◆ Work to be completed ◆
In full and without deviation, write out the entries that follow.

◆ Rows from a dataset ◆
###

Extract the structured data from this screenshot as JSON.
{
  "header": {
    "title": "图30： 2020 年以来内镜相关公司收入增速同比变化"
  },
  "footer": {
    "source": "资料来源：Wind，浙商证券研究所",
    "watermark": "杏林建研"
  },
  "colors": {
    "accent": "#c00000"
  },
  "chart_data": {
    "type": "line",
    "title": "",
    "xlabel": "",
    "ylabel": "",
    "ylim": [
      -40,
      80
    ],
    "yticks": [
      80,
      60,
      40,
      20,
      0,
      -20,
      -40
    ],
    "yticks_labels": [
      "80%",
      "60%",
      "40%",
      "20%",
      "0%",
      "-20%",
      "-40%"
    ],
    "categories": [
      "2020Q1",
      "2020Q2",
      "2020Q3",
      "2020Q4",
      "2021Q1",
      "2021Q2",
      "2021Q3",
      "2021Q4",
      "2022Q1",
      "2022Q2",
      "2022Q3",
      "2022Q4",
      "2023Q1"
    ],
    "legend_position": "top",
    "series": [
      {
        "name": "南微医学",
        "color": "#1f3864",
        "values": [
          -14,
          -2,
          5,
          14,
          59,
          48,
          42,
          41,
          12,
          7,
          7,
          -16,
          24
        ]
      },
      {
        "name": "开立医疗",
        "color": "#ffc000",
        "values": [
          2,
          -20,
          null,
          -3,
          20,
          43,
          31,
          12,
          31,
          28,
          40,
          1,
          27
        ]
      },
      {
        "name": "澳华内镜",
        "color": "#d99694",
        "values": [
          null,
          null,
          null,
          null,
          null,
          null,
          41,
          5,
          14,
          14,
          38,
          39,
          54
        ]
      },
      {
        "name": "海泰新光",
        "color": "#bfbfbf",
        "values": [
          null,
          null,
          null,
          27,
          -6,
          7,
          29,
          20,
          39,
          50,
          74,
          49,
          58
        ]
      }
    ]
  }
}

###

◆ Finished exercise ◆
Extract the structured data from this screenshot as JSON.
{
  "header": {
    "title": "图30： 2020 年以来内镜相关公司收入增速同比变化"
  },
  "footer": {
    "source": "资料来源：Wind，浙商证券研究所",
    "watermark": "杏林建研"
  },
  "colors": {
    "accent": "#c00000"
  },
  "chart_data": {
    "type": "line",
    "title": "",
    "xlabel": "",
    "ylabel": "",
    "ylim": [
      -40,
      80
    ],
    "yticks": [
      80,
      60,
      40,
      20,
      0,
      -20,
      -40
    ],
    "yticks_labels": [
      "80%",
      "60%",
      "40%",
      "20%",
      "0%",
      "-20%",
      "-40%"
    ],
    "categories": [
      "2020Q1",
      "2020Q2",
      "2020Q3",
      "2020Q4",
      "2021Q1",
      "2021Q2",
      "2021Q3",
      "2021Q4",
      "2022Q1",
      "2022Q2",
      "2022Q3",
      "2022Q4",
      "2023Q1"
    ],
    "legend_position": "top",
    "series": [
      {
        "name": "南微医学",
        "color": "#1f3864",
        "values": [
          -14,
          -2,
          5,
          14,
          59,
          48,
          42,
          41,
          12,
          7,
          7,
          -16,
          24
        ]
      },
      {
        "name": "开立医疗",
        "color": "#ffc000",
        "values": [
          2,
          -20,
          null,
          -3,
          20,
          43,
          31,
          12,
          31,
          28,
          40,
          1,
          27
        ]
      },
      {
        "name": "澳华内镜",
        "color": "#d99694",
        "values": [
          null,
          null,
          null,
          null,
          null,
          null,
          41,
          5,
          14,
          14,
          38,
          39,
          54
        ]
      },
      {
        "name": "海泰新光",
        "color": "#bfbfbf",
        "values": [
          null,
          null,
          null,
          27,
          -6,
          7,
          29,
          20,
          39,
          50,
          74,
          49,
          58
        ]
      }
    ]
  }
}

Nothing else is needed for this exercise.